___ Exercise materials

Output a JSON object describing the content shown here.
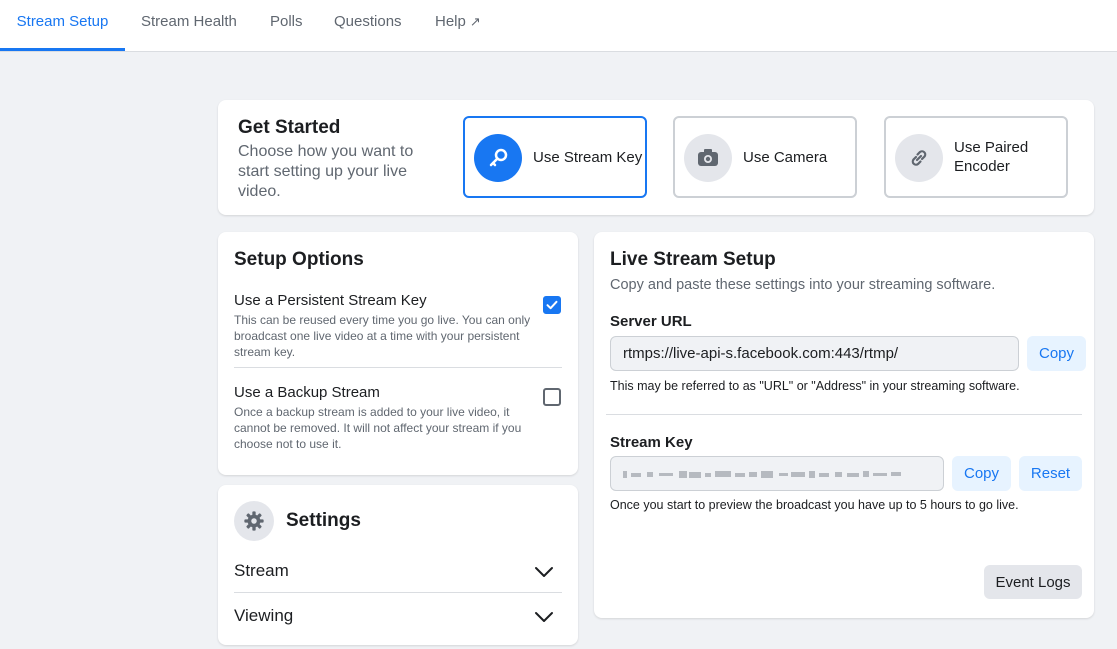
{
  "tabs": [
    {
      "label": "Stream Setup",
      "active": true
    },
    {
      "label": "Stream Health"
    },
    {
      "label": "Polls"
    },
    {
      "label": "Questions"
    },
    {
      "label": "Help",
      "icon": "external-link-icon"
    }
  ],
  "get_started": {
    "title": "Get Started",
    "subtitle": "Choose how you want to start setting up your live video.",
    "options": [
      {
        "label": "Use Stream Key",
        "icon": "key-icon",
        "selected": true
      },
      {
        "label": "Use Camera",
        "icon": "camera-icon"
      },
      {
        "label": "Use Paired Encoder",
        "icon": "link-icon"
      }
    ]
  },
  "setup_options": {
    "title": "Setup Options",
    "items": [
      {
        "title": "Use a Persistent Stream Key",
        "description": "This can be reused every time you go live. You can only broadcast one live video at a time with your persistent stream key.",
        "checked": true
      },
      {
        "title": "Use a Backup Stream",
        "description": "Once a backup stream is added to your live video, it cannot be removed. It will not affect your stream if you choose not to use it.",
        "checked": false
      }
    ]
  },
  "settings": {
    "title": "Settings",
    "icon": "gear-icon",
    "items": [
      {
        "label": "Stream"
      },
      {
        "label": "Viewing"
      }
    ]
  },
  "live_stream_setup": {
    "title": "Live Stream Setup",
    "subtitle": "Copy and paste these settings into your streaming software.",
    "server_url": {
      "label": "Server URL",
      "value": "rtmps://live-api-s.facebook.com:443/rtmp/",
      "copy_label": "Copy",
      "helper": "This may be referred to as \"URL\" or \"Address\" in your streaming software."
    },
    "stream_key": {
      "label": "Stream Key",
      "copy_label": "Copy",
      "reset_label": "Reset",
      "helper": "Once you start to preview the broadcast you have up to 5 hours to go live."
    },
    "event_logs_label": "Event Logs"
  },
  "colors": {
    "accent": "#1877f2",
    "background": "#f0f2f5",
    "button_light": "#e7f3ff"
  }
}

______
___ Exercise materials

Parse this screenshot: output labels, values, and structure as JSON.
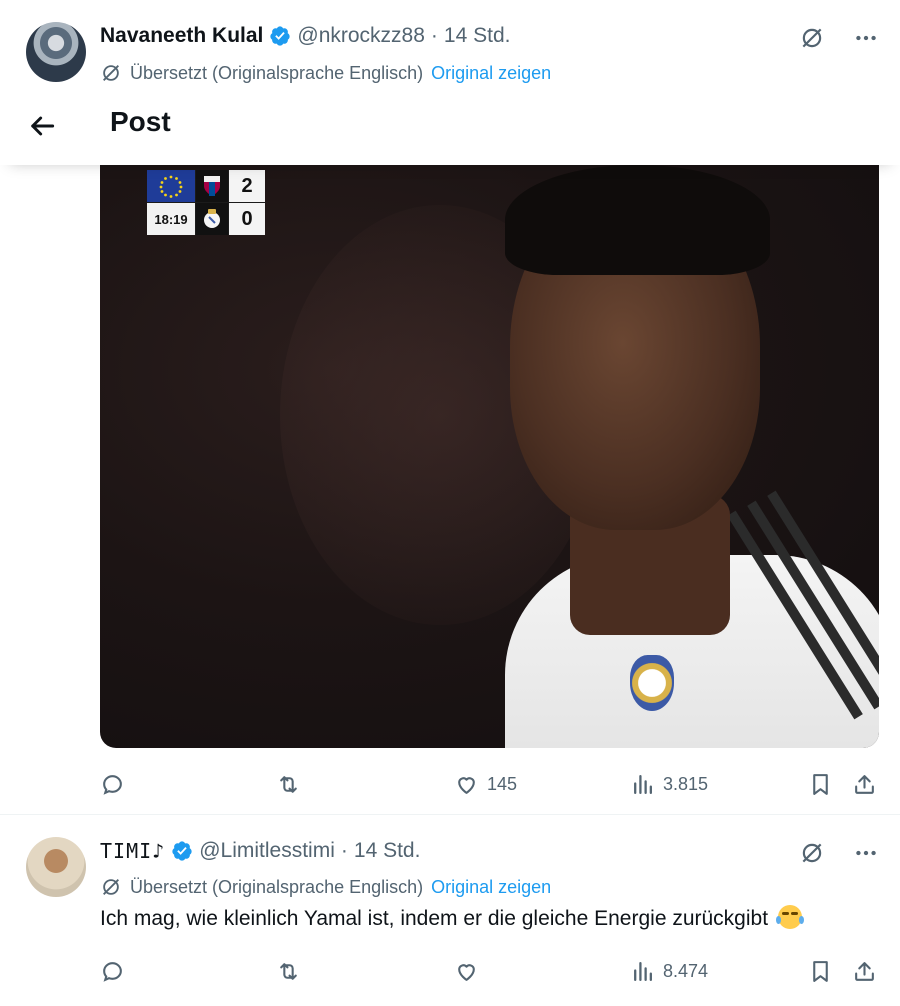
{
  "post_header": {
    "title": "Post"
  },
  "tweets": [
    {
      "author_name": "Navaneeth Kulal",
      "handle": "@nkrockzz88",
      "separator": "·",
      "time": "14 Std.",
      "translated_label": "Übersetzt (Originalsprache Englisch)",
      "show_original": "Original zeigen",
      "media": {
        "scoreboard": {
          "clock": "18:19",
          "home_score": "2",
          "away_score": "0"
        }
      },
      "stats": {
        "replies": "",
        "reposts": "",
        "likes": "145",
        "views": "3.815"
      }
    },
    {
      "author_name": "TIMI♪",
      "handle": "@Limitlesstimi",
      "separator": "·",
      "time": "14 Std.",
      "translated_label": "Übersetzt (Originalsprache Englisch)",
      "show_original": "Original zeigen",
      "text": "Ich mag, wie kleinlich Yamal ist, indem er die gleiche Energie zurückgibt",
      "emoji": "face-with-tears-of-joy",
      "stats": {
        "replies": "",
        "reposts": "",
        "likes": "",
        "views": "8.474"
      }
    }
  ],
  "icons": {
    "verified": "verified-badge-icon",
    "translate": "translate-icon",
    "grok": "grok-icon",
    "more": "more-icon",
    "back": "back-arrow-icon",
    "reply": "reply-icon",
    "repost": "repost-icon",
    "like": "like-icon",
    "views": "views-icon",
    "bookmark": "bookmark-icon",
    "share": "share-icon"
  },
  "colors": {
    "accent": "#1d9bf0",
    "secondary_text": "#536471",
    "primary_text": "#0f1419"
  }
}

______
___ Exercise materials

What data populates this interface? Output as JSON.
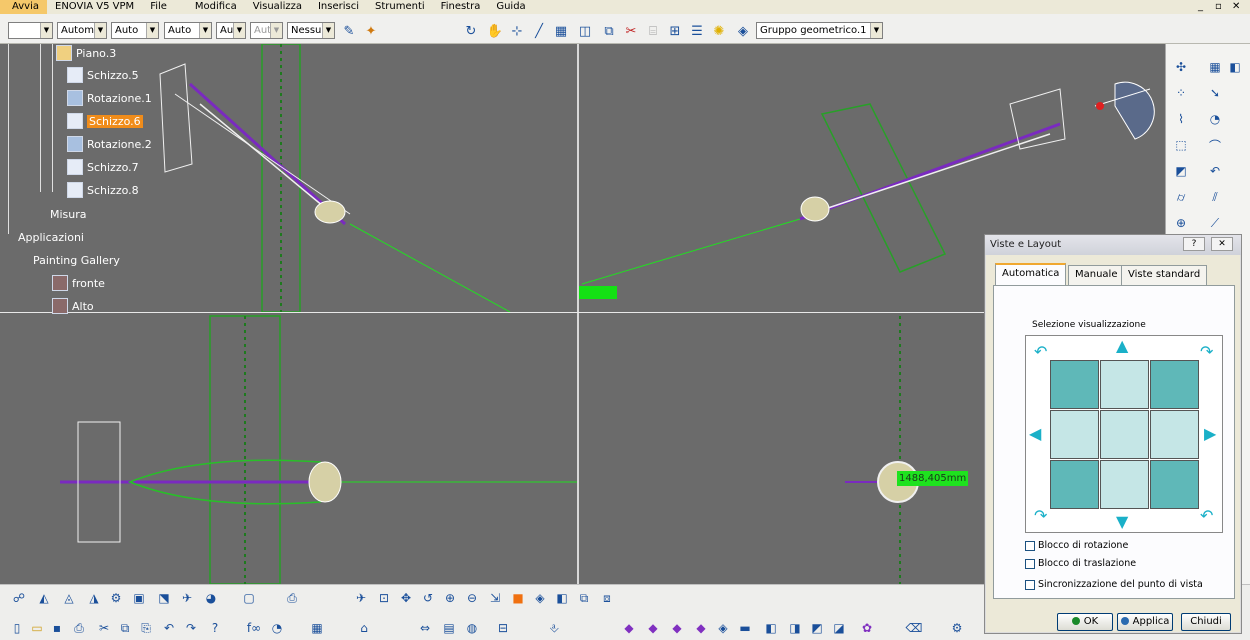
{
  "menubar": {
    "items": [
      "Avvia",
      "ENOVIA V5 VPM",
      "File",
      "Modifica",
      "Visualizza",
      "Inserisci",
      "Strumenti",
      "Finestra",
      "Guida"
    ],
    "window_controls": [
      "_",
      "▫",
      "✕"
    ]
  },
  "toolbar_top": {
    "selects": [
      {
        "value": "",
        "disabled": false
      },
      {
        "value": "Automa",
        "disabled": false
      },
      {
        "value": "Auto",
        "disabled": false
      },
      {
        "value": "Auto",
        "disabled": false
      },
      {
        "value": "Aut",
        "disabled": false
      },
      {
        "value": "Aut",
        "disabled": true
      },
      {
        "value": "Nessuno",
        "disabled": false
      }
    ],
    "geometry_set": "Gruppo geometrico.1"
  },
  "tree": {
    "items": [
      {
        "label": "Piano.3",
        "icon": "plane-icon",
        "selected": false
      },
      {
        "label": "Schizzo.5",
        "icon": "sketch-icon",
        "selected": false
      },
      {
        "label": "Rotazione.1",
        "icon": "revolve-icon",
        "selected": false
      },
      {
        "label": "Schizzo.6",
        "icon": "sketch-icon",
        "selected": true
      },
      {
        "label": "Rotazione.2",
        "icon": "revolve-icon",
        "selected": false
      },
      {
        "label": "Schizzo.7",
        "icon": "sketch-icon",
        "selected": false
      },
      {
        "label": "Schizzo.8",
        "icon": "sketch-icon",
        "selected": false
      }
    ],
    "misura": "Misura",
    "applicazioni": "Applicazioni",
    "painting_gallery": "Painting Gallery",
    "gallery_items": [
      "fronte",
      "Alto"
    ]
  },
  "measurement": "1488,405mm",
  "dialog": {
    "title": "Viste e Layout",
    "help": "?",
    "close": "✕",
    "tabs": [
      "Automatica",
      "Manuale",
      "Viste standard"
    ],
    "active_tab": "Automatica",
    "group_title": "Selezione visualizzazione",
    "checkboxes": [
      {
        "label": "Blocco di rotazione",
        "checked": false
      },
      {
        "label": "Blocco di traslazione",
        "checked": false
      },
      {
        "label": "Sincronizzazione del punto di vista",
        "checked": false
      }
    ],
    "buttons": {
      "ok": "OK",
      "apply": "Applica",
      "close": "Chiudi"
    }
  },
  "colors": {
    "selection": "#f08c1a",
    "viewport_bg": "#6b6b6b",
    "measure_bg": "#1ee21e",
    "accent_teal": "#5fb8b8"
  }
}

______

Collect every line from the records above that contains the word "software".

◆ Worked solution ◆
    "subtitle": "Copy and paste these settings into your streaming software.",
      "helper": "This may be referred to as \"URL\" or \"Address\" in your streaming software."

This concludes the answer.